(Some records)
—————

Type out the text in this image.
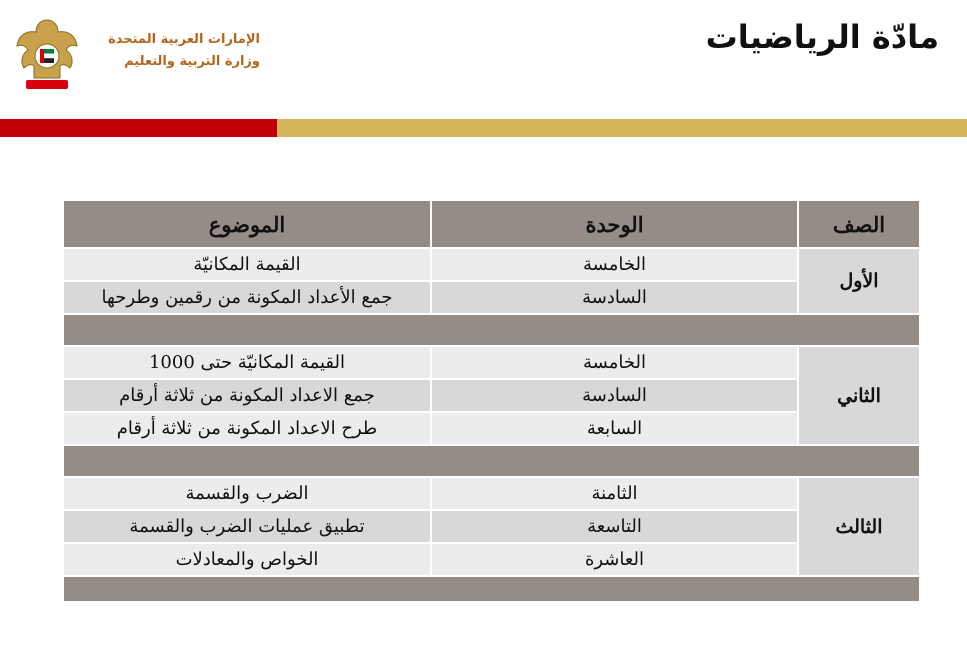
الإمارات العربية المتحدة
وزارة التربية والتعليم
مادّة الرياضيات
الصف	الوحدة	الموضوع
الأول	الخامسة	القيمة المكانيّة
	السادسة	جمع الأعداد المكونة من رقمين وطرحها

الثاني	الخامسة	القيمة المكانيّة حتى 1000
	السادسة	جمع الاعداد المكونة من ثلاثة أرقام
	السابعة	طرح الاعداد المكونة من ثلاثة أرقام

الثالث	الثامنة	الضرب والقسمة
	التاسعة	تطبيق عمليات الضرب والقسمة
	العاشرة	الخواص والمعادلات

—————

Omit every image. Quote each record exactly.

Answer below =>
Type out the text in this image.
الإمارات العربية المتحدة
وزارة التربية والتعليم
مادّة الرياضيات
الصف	الوحدة	الموضوع
الأول	الخامسة	القيمة المكانيّة
	السادسة	جمع الأعداد المكونة من رقمين وطرحها

الثاني	الخامسة	القيمة المكانيّة حتى 1000
	السادسة	جمع الاعداد المكونة من ثلاثة أرقام
	السابعة	طرح الاعداد المكونة من ثلاثة أرقام

الثالث	الثامنة	الضرب والقسمة
	التاسعة	تطبيق عمليات الضرب والقسمة
	العاشرة	الخواص والمعادلات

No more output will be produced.